Aim =
Omit the pictures and output every entry below exactly as written.
— Begin Provided entries —
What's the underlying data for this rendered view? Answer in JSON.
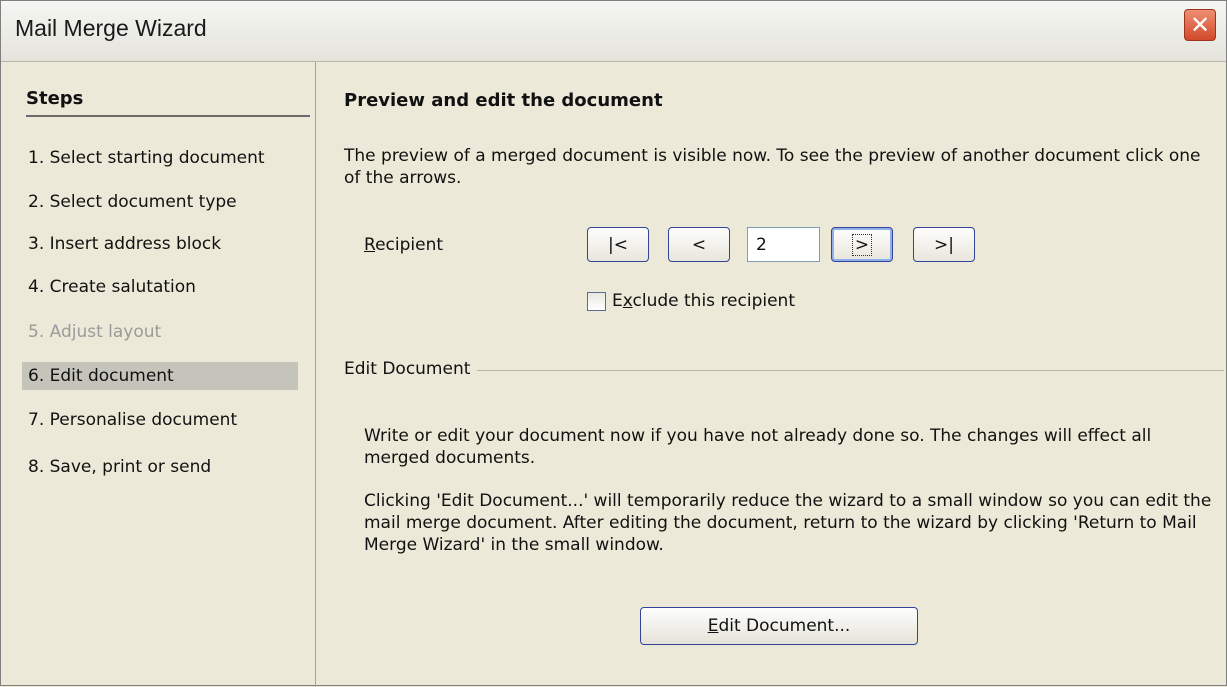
{
  "window": {
    "title": "Mail Merge Wizard",
    "close_glyph": "✕"
  },
  "sidebar": {
    "title": "Steps",
    "items": [
      {
        "label": "1.  Select starting document",
        "state": "normal"
      },
      {
        "label": "2.  Select document type",
        "state": "normal"
      },
      {
        "label": "3.  Insert address block",
        "state": "normal"
      },
      {
        "label": "4.  Create salutation",
        "state": "normal"
      },
      {
        "label": "5.  Adjust layout",
        "state": "disabled"
      },
      {
        "label": "6.  Edit document",
        "state": "active"
      },
      {
        "label": "7.  Personalise document",
        "state": "normal"
      },
      {
        "label": "8.  Save, print or send",
        "state": "normal"
      }
    ]
  },
  "main": {
    "heading": "Preview and edit the document",
    "description": "The preview of a merged document is visible now. To see the preview of another document click one of the arrows.",
    "recipient": {
      "label_first": "R",
      "label_rest": "ecipient",
      "first_label": "|<",
      "prev_label": "<",
      "value": "2",
      "next_label": ">",
      "last_label": ">|"
    },
    "exclude": {
      "label_pre": "E",
      "label_mnemonic": "x",
      "label_post": "clude this recipient",
      "checked": false
    },
    "edit_group": {
      "label": "Edit Document",
      "para1": "Write or edit your document now if you have not already done so. The changes will effect all merged documents.",
      "para2": "Clicking 'Edit Document...' will temporarily reduce the wizard to a small window so you can edit the mail merge document. After editing the document, return to the wizard by clicking 'Return to Mail Merge Wizard' in the small window.",
      "button_mnemonic": "E",
      "button_rest": "dit Document..."
    }
  }
}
— End Provided entries —
Completed task =
What's the underlying data for this rendered view? Answer in JSON.
{
  "window": {
    "title": "Mail Merge Wizard",
    "close_glyph": "✕"
  },
  "sidebar": {
    "title": "Steps",
    "items": [
      {
        "label": "1.  Select starting document",
        "state": "normal"
      },
      {
        "label": "2.  Select document type",
        "state": "normal"
      },
      {
        "label": "3.  Insert address block",
        "state": "normal"
      },
      {
        "label": "4.  Create salutation",
        "state": "normal"
      },
      {
        "label": "5.  Adjust layout",
        "state": "disabled"
      },
      {
        "label": "6.  Edit document",
        "state": "active"
      },
      {
        "label": "7.  Personalise document",
        "state": "normal"
      },
      {
        "label": "8.  Save, print or send",
        "state": "normal"
      }
    ]
  },
  "main": {
    "heading": "Preview and edit the document",
    "description": "The preview of a merged document is visible now. To see the preview of another document click one of the arrows.",
    "recipient": {
      "label_first": "R",
      "label_rest": "ecipient",
      "first_label": "|<",
      "prev_label": "<",
      "value": "2",
      "next_label": ">",
      "last_label": ">|"
    },
    "exclude": {
      "label_pre": "E",
      "label_mnemonic": "x",
      "label_post": "clude this recipient",
      "checked": false
    },
    "edit_group": {
      "label": "Edit Document",
      "para1": "Write or edit your document now if you have not already done so. The changes will effect all merged documents.",
      "para2": "Clicking 'Edit Document...' will temporarily reduce the wizard to a small window so you can edit the mail merge document. After editing the document, return to the wizard by clicking 'Return to Mail Merge Wizard' in the small window.",
      "button_mnemonic": "E",
      "button_rest": "dit Document..."
    }
  }
}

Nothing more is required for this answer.